» Exercise aim: Reproduce word for word the part of the Ground Zero passage below, starting with "Both Paige and" and going on through "over the world.".

On top of the hill of rubble in Ground Zero, amidst all the sadness and loss, it was as if a veil had parted and revealed a luminous, loving presence that had been hidden but was always there, like Jesus saying, “Split a piece of wood, and I am there.”
Without saying anything out loud I turned to Paige, who had not been on a recent Dzogchen retreat and asked her what her experience was. “Complete stillness and grace,” she responded. We remained standing there a while longer, sending our prayers and feeling like we were reassuring all those who had died and encouraging them to go to the light.
Both Paige and I had a strong impression that the power of love that was filling this place was partly the good intentions, love, prayers, and healing, pouring into that place like water of life flowing over the tops of the surrounding buildings into the site from all over the world.
Suddenly, a fire chief called out, “Quiet everyone. Quiet!” Within seconds, hundreds of firemen and emergency workers stopped digging, turned off their equipment and stood completely still, listening for the sounds of anyone trapped in the rubble. For five minutes I stood with hundreds of human beings, all united, resting and alert, listening for life.
As the word came to return to the rescue effort, it was as if the five minutes of silence and stillness had renewed the workers’ courage and resolve. It was inspiring to experience first-hand such tireless compassion. Right after this some of the workers took a break and we brought them water, talked with them and shared a few hugs. Some seemed sad, others smiled and one fireman talked about the friends of his who were probably lost but said it was comforting to talk about it and be here at the site, “it’s like this is a memorial service, don’t you think?” “Yes, it is really sacred” I said, “yeah really sacred, thanks. It was good to say that”.

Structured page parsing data
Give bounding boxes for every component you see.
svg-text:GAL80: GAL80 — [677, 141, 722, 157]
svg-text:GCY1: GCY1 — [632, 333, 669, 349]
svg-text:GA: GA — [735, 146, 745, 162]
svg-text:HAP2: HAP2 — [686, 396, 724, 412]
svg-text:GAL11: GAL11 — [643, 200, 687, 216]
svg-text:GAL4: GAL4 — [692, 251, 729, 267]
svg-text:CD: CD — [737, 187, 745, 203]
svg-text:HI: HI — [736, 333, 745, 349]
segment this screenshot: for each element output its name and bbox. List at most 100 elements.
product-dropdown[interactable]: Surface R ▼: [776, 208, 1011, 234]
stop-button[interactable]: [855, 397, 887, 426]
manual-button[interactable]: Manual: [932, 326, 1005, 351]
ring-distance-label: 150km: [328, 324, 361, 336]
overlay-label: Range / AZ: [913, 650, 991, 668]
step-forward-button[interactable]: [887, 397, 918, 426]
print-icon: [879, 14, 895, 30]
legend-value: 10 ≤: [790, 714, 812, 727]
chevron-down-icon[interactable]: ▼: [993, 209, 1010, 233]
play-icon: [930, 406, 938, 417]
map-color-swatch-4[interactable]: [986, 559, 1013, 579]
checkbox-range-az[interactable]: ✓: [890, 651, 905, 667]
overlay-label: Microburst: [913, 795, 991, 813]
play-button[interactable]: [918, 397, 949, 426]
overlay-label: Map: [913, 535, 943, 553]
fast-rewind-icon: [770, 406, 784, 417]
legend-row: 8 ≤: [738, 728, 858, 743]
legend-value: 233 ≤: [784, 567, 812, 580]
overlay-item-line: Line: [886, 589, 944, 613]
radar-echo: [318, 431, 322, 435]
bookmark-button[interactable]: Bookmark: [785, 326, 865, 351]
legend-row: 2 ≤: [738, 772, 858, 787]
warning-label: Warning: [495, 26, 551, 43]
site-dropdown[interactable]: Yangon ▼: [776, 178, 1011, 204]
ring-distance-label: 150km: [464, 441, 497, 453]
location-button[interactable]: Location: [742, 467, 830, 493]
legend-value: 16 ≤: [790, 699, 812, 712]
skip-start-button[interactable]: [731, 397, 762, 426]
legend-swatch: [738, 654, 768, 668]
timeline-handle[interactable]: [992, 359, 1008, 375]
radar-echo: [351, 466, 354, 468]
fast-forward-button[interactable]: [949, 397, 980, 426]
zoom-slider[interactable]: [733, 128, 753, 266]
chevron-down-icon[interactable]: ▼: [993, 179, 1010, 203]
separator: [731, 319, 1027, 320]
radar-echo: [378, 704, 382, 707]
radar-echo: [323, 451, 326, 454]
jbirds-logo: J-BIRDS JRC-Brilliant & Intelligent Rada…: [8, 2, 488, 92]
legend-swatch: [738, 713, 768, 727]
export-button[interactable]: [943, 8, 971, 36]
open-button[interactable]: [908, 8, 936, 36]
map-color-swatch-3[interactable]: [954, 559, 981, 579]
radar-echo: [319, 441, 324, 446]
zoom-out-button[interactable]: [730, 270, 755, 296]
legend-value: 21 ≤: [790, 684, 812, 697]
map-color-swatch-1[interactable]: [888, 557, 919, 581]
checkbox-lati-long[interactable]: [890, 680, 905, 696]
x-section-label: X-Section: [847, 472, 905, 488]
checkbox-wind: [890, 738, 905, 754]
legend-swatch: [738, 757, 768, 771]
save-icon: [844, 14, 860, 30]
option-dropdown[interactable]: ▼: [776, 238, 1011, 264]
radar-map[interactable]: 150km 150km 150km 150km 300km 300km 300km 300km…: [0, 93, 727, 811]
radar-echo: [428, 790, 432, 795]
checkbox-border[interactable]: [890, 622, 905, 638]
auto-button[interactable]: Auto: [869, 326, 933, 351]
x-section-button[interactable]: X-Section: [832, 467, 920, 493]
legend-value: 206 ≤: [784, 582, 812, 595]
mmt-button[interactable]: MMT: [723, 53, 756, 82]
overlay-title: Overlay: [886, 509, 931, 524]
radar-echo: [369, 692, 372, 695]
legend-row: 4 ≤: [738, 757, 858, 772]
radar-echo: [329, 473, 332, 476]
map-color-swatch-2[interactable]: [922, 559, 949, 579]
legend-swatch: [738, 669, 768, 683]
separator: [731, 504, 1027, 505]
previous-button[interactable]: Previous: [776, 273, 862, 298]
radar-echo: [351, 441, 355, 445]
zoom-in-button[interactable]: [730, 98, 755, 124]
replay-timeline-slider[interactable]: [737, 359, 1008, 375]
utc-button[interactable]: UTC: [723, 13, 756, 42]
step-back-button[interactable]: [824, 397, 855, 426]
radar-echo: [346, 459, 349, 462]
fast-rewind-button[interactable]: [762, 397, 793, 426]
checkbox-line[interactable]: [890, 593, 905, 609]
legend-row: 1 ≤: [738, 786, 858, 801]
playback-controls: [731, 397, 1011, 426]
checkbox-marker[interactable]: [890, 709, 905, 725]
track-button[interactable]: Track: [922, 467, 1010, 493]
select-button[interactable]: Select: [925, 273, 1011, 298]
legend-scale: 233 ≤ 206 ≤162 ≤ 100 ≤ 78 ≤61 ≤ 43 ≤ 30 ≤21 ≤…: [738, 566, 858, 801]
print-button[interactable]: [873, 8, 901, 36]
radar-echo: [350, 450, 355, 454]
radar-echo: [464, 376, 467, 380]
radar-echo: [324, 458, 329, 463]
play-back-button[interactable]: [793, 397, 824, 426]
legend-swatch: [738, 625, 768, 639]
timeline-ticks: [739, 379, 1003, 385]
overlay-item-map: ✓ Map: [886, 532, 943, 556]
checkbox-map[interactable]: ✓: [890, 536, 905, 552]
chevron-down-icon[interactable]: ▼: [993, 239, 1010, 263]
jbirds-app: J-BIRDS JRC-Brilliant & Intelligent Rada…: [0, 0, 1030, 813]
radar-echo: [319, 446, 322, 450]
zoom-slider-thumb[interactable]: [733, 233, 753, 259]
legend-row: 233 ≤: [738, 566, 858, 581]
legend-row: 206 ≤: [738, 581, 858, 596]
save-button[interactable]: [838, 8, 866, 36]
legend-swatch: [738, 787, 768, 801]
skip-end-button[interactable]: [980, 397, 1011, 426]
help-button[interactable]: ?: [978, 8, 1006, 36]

» Answer space:
Both Paige and I had a strong impression that the power of love that was filling this place was partly the good intentions, love, prayers, and healing, pouring into that place like water of life flowing over the tops of the surrounding buildings into the site from all over the world.